### Exercise
Type out all the records word for word. Any pictures are to be left out.

++++++++

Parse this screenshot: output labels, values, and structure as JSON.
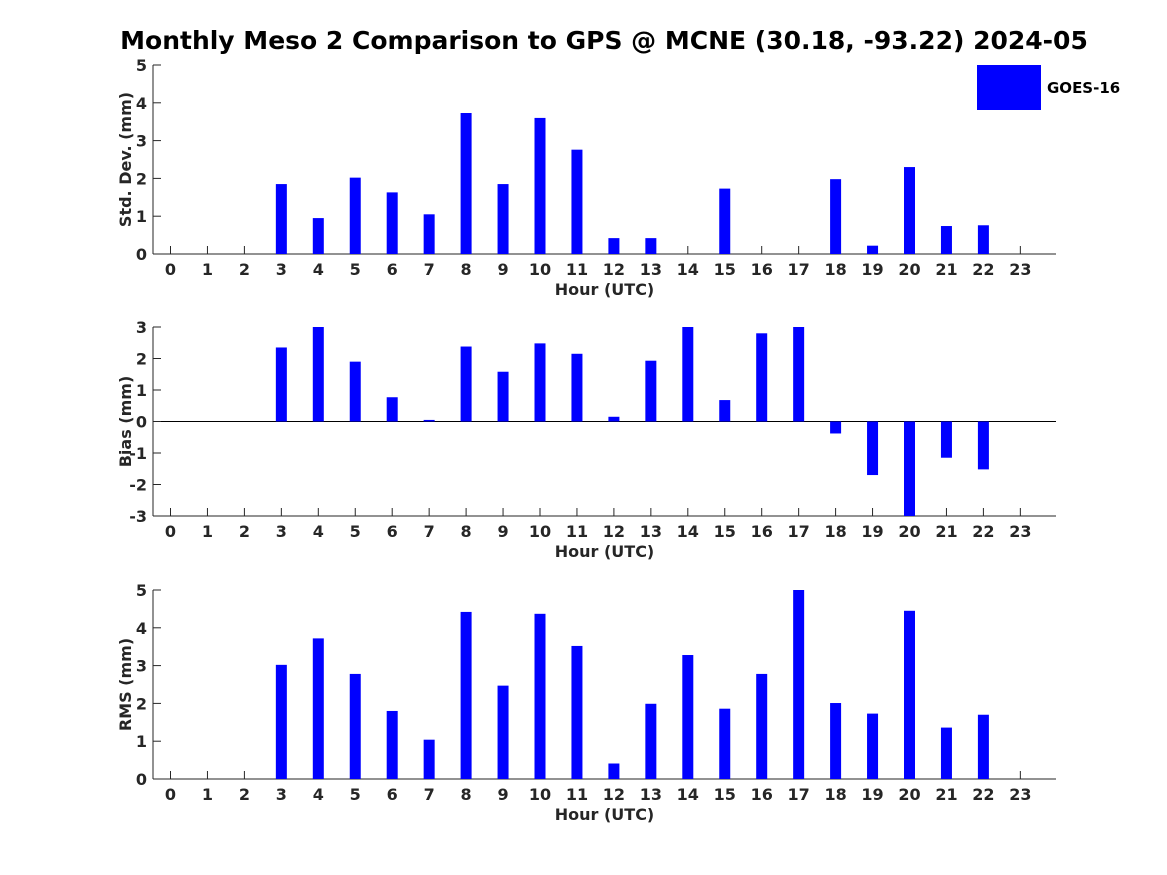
{
  "title": "Monthly Meso 2 Comparison to GPS @ MCNE (30.18, -93.22) 2024-05",
  "legend": {
    "label": "GOES-16",
    "color": "#0000ff"
  },
  "chart_data": [
    {
      "type": "bar",
      "xlabel": "Hour (UTC)",
      "ylabel": "Std. Dev. (mm)",
      "ylim": [
        0,
        5
      ],
      "yticks": [
        "0",
        "1",
        "2",
        "3",
        "4",
        "5"
      ],
      "categories": [
        "0",
        "1",
        "2",
        "3",
        "4",
        "5",
        "6",
        "7",
        "8",
        "9",
        "10",
        "11",
        "12",
        "13",
        "14",
        "15",
        "16",
        "17",
        "18",
        "19",
        "20",
        "21",
        "22",
        "23"
      ],
      "series": [
        {
          "name": "GOES-16",
          "values": [
            null,
            null,
            null,
            1.85,
            0.95,
            2.02,
            1.63,
            1.05,
            3.73,
            1.85,
            3.6,
            2.76,
            0.42,
            0.42,
            null,
            1.73,
            null,
            null,
            1.98,
            0.22,
            2.3,
            0.74,
            0.76,
            null
          ]
        }
      ]
    },
    {
      "type": "bar",
      "xlabel": "Hour (UTC)",
      "ylabel": "Bias (mm)",
      "ylim": [
        -3,
        3
      ],
      "yticks": [
        "-3",
        "-2",
        "-1",
        "0",
        "1",
        "2",
        "3"
      ],
      "categories": [
        "0",
        "1",
        "2",
        "3",
        "4",
        "5",
        "6",
        "7",
        "8",
        "9",
        "10",
        "11",
        "12",
        "13",
        "14",
        "15",
        "16",
        "17",
        "18",
        "19",
        "20",
        "21",
        "22",
        "23"
      ],
      "series": [
        {
          "name": "GOES-16",
          "values": [
            null,
            null,
            null,
            2.35,
            3.0,
            1.9,
            0.77,
            0.05,
            2.38,
            1.58,
            2.48,
            2.15,
            0.15,
            1.93,
            3.0,
            0.68,
            2.8,
            3.0,
            -0.38,
            -1.7,
            -3.0,
            -1.15,
            -1.52,
            null
          ]
        }
      ]
    },
    {
      "type": "bar",
      "xlabel": "Hour (UTC)",
      "ylabel": "RMS (mm)",
      "ylim": [
        0,
        5
      ],
      "yticks": [
        "0",
        "1",
        "2",
        "3",
        "4",
        "5"
      ],
      "categories": [
        "0",
        "1",
        "2",
        "3",
        "4",
        "5",
        "6",
        "7",
        "8",
        "9",
        "10",
        "11",
        "12",
        "13",
        "14",
        "15",
        "16",
        "17",
        "18",
        "19",
        "20",
        "21",
        "22",
        "23"
      ],
      "series": [
        {
          "name": "GOES-16",
          "values": [
            null,
            null,
            null,
            3.02,
            3.72,
            2.78,
            1.8,
            1.04,
            4.42,
            2.47,
            4.37,
            3.52,
            0.41,
            1.99,
            3.28,
            1.86,
            2.78,
            5.0,
            2.01,
            1.73,
            4.45,
            1.36,
            1.7,
            null
          ]
        }
      ]
    }
  ]
}
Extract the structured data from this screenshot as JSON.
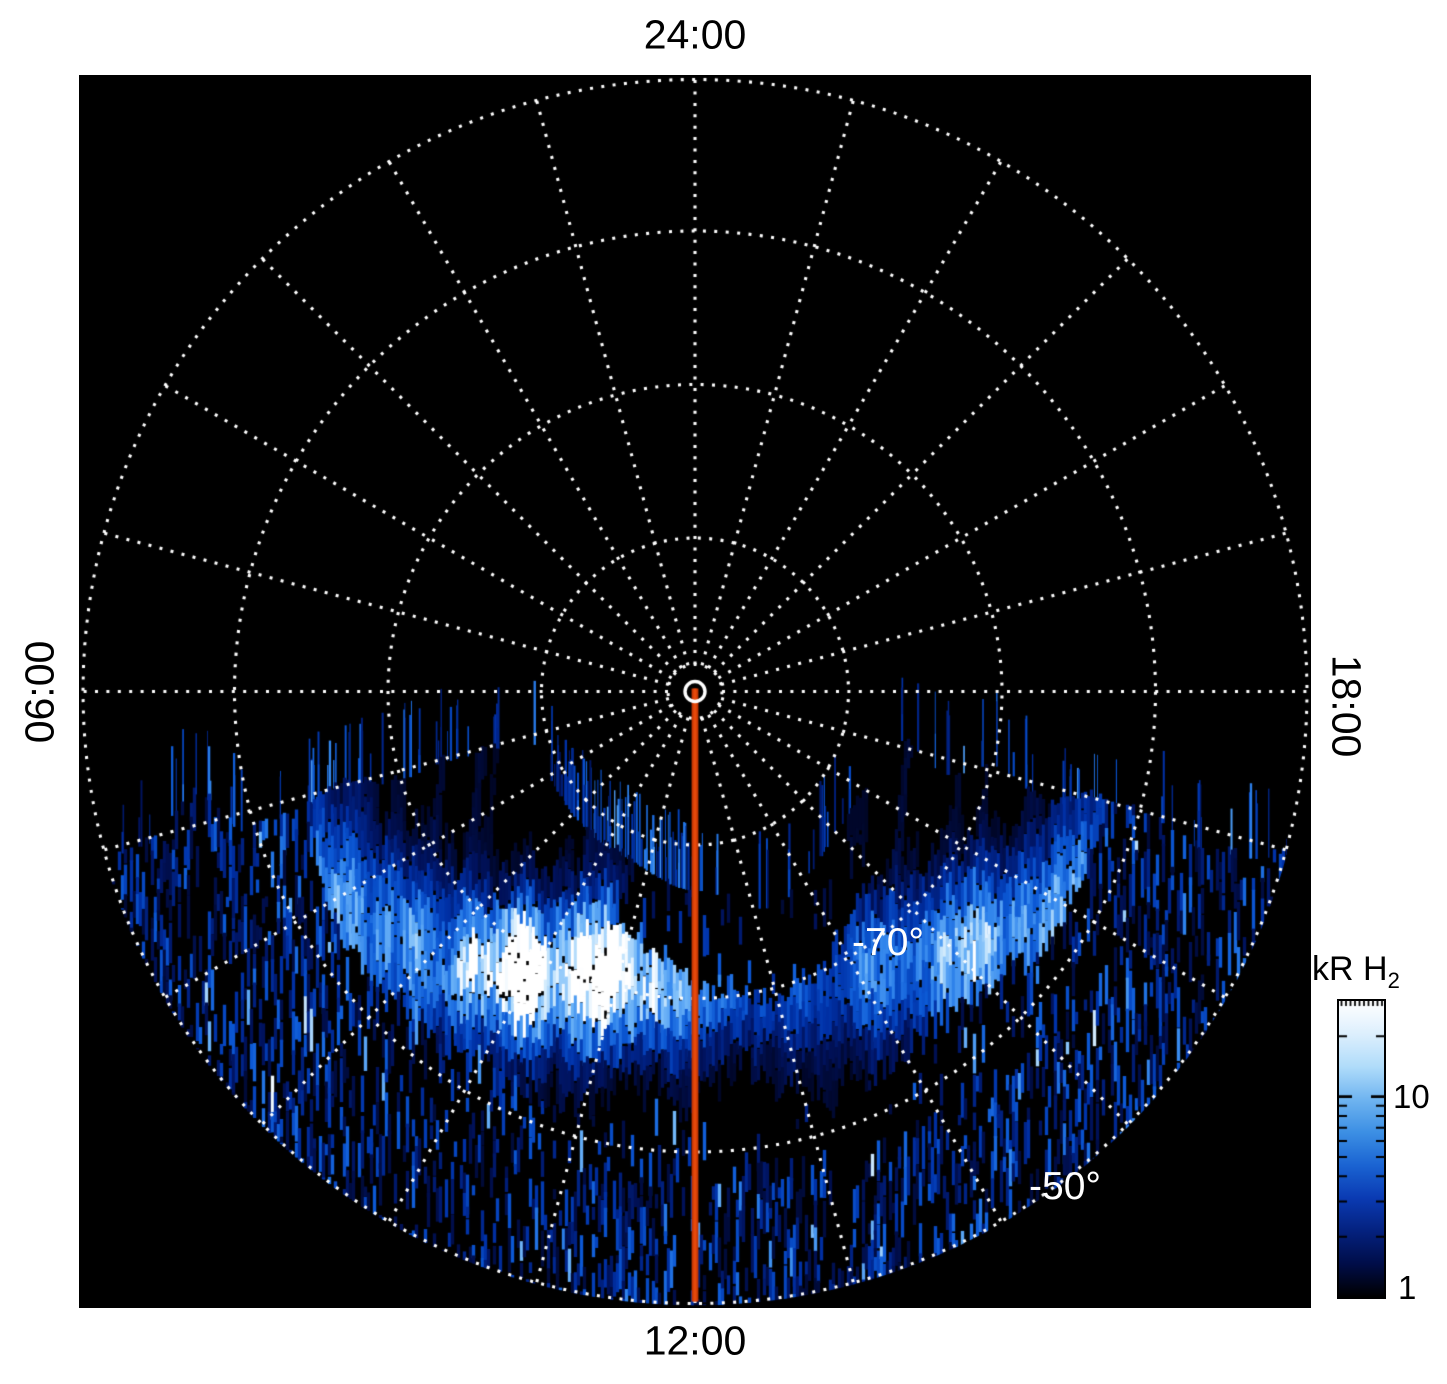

++++++++

### Task result
Parse this screenshot: output labels, values, and structure as JSON.
{
  "title": "Monthly Meso 2 Comparison to GPS @ MCNE (30.18, -93.22) 2024-05",
  "legend": {
    "label": "GOES-16",
    "color": "#0000ff"
  },
  "chart_data": [
    {
      "type": "bar",
      "xlabel": "Hour (UTC)",
      "ylabel": "Std. Dev. (mm)",
      "ylim": [
        0,
        5
      ],
      "yticks": [
        "0",
        "1",
        "2",
        "3",
        "4",
        "5"
      ],
      "categories": [
        "0",
        "1",
        "2",
        "3",
        "4",
        "5",
        "6",
        "7",
        "8",
        "9",
        "10",
        "11",
        "12",
        "13",
        "14",
        "15",
        "16",
        "17",
        "18",
        "19",
        "20",
        "21",
        "22",
        "23"
      ],
      "series": [
        {
          "name": "GOES-16",
          "values": [
            null,
            null,
            null,
            1.85,
            0.95,
            2.02,
            1.63,
            1.05,
            3.73,
            1.85,
            3.6,
            2.76,
            0.42,
            0.42,
            null,
            1.73,
            null,
            null,
            1.98,
            0.22,
            2.3,
            0.74,
            0.76,
            null
          ]
        }
      ]
    },
    {
      "type": "bar",
      "xlabel": "Hour (UTC)",
      "ylabel": "Bias (mm)",
      "ylim": [
        -3,
        3
      ],
      "yticks": [
        "-3",
        "-2",
        "-1",
        "0",
        "1",
        "2",
        "3"
      ],
      "categories": [
        "0",
        "1",
        "2",
        "3",
        "4",
        "5",
        "6",
        "7",
        "8",
        "9",
        "10",
        "11",
        "12",
        "13",
        "14",
        "15",
        "16",
        "17",
        "18",
        "19",
        "20",
        "21",
        "22",
        "23"
      ],
      "series": [
        {
          "name": "GOES-16",
          "values": [
            null,
            null,
            null,
            2.35,
            3.0,
            1.9,
            0.77,
            0.05,
            2.38,
            1.58,
            2.48,
            2.15,
            0.15,
            1.93,
            3.0,
            0.68,
            2.8,
            3.0,
            -0.38,
            -1.7,
            -3.0,
            -1.15,
            -1.52,
            null
          ]
        }
      ]
    },
    {
      "type": "bar",
      "xlabel": "Hour (UTC)",
      "ylabel": "RMS (mm)",
      "ylim": [
        0,
        5
      ],
      "yticks": [
        "0",
        "1",
        "2",
        "3",
        "4",
        "5"
      ],
      "categories": [
        "0",
        "1",
        "2",
        "3",
        "4",
        "5",
        "6",
        "7",
        "8",
        "9",
        "10",
        "11",
        "12",
        "13",
        "14",
        "15",
        "16",
        "17",
        "18",
        "19",
        "20",
        "21",
        "22",
        "23"
      ],
      "series": [
        {
          "name": "GOES-16",
          "values": [
            null,
            null,
            null,
            3.02,
            3.72,
            2.78,
            1.8,
            1.04,
            4.42,
            2.47,
            4.37,
            3.52,
            0.41,
            1.99,
            3.28,
            1.86,
            2.78,
            5.0,
            2.01,
            1.73,
            4.45,
            1.36,
            1.7,
            null
          ]
        }
      ]
    }
  ]
}
Extract the structured data from this screenshot as JSON.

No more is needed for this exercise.